- [Exercise details] Check the listing below for lines with the word "document" and say how many there are, with nothing but the number.

[Extracted records]
• • • • • • •
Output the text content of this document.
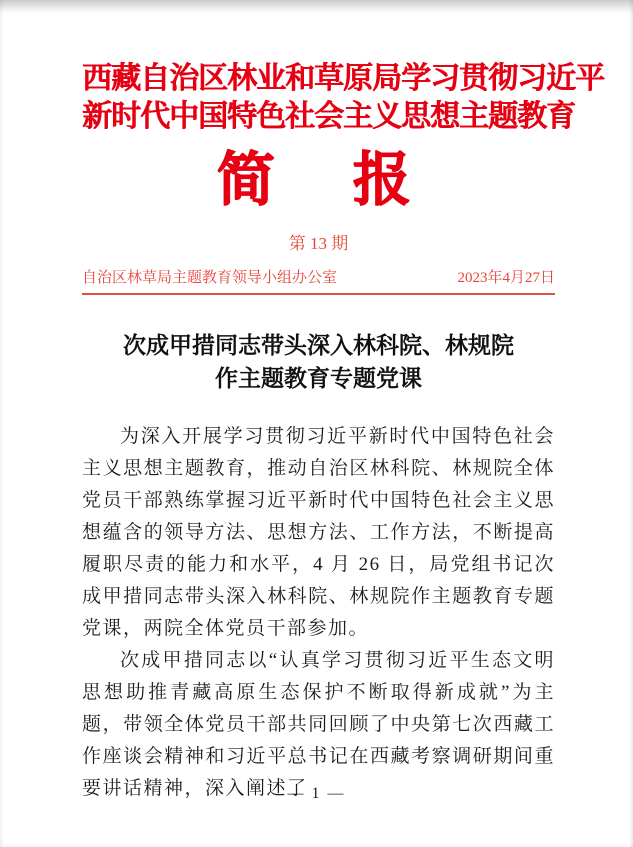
西藏自治区林业和草原局学习贯彻习近平
新时代中国特色社会主义思想主题教育
简　报
第 13 期
自治区林草局主题教育领导小组办公室	2023年4月27日
次成甲措同志带头深入林科院、林规院
作主题教育专题党课

为深入开展学习贯彻习近平新时代中国特色社会主义思想主题教育，推动自治区林科院、林规院全体党员干部熟练掌握习近平新时代中国特色社会主义思想蕴含的领导方法、思想方法、工作方法，不断提高履职尽责的能力和水平，4 月 26 日，局党组书记次成甲措同志带头深入林科院、林规院作主题教育专题党课，两院全体党员干部参加。

次成甲措同志以“认真学习贯彻习近平生态文明思想助推青藏高原生态保护不断取得新成就”为主题，带领全体党员干部共同回顾了中央第七次西藏工作座谈会精神和习近平总书记在西藏考察调研期间重要讲话精神，深入阐述了

— 1 —
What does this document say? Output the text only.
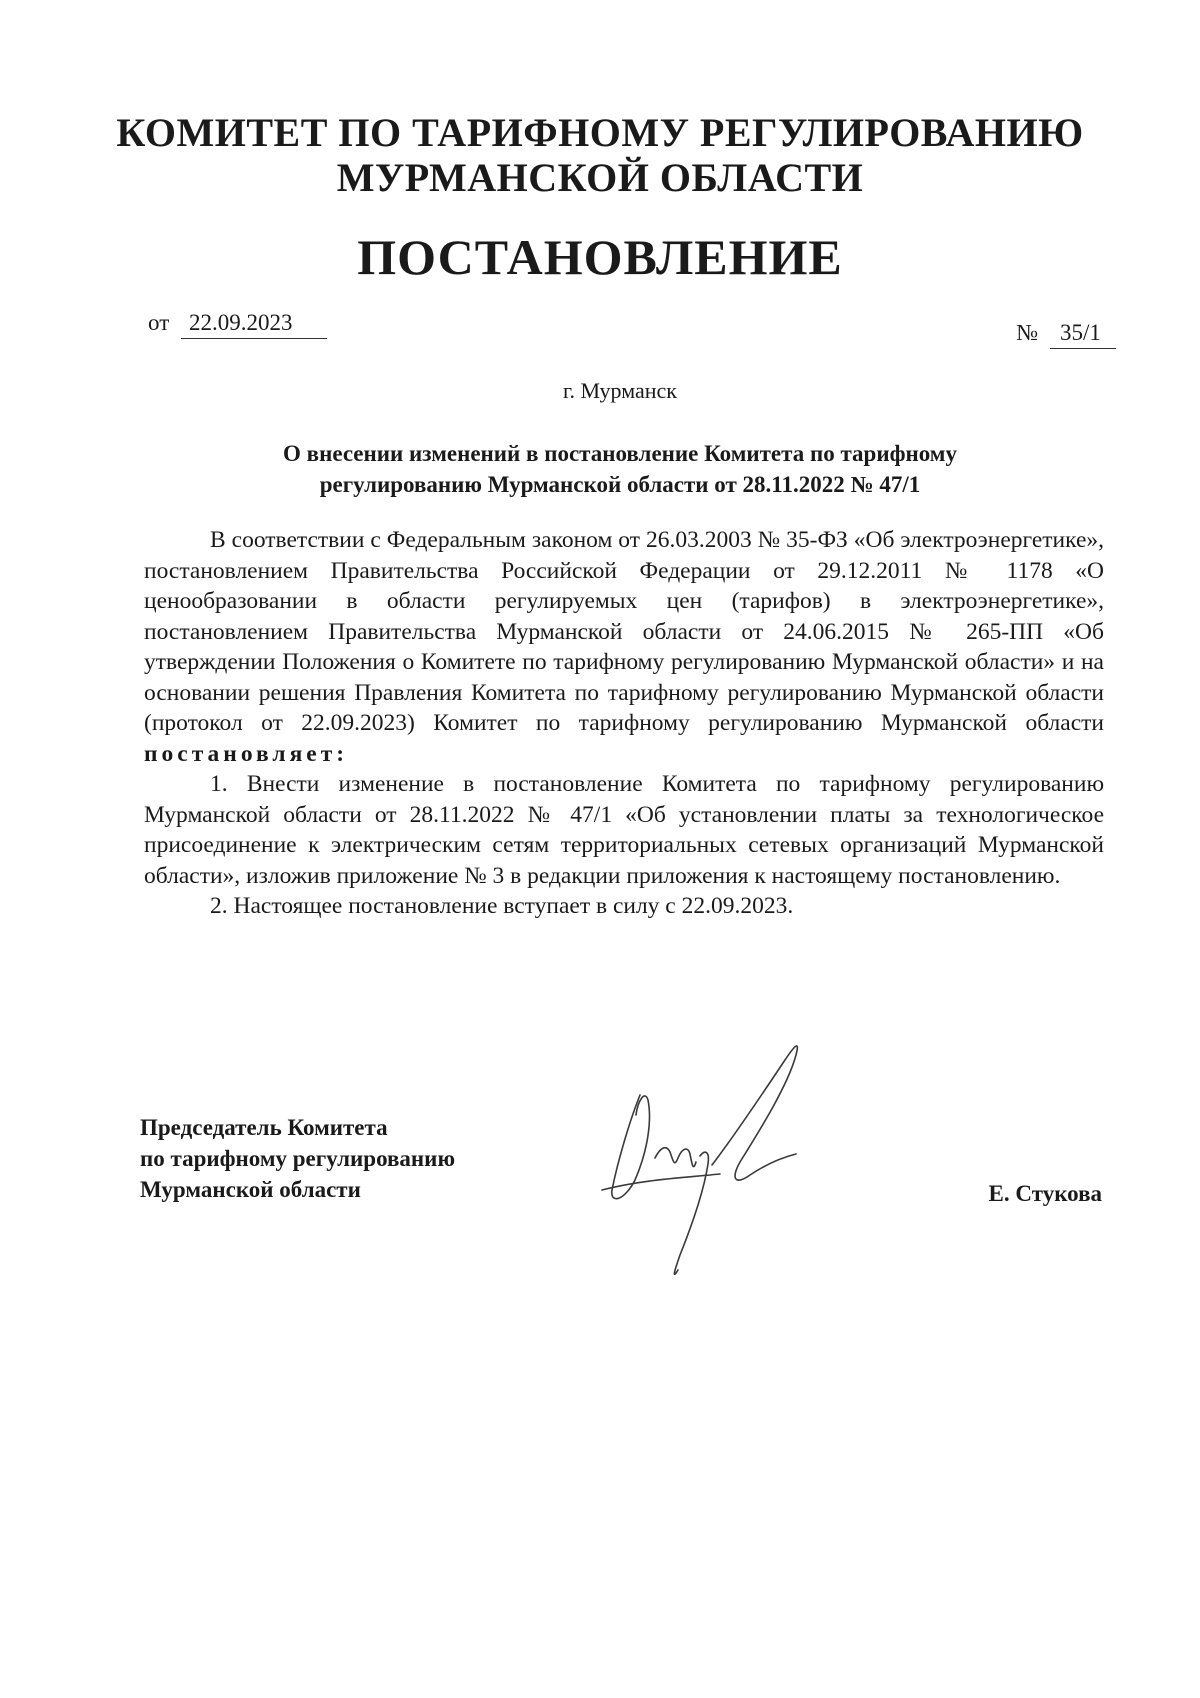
КОМИТЕТ ПО ТАРИФНОМУ РЕГУЛИРОВАНИЮ
МУРМАНСКОЙ ОБЛАСТИ
ПОСТАНОВЛЕНИЕ
от 22.09.2023	№ 35/1
г. Мурманск
О внесении изменений в постановление Комитета по тарифному
регулированию Мурманской области от 28.11.2022 № 47/1

В соответствии с Федеральным законом от 26.03.2003 № 35-ФЗ «Об электроэнергетике», постановлением Правительства Российской Федерации от 29.12.2011 № 1178 «О ценообразовании в области регулируемых цен (тарифов) в электроэнергетике», постановлением Правительства Мурманской области от 24.06.2015 № 265-ПП «Об утверждении Положения о Комитете по тарифному регулированию Мурманской области» и на основании решения Правления Комитета по тарифному регулированию Мурманской области (протокол от 22.09.2023) Комитет по тарифному регулированию Мурманской области постановляет:

1. Внести изменение в постановление Комитета по тарифному регулированию Мурманской области от 28.11.2022 № 47/1 «Об установлении платы за технологическое присоединение к электрическим сетям территориальных сетевых организаций Мурманской области», изложив приложение № 3 в редакции приложения к настоящему постановлению.

2. Настоящее постановление вступает в силу с 22.09.2023.

Председатель Комитета
по тарифному регулированию
Мурманской области	Е. Стукова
• • • • • • •
- [Response to the exercise] 2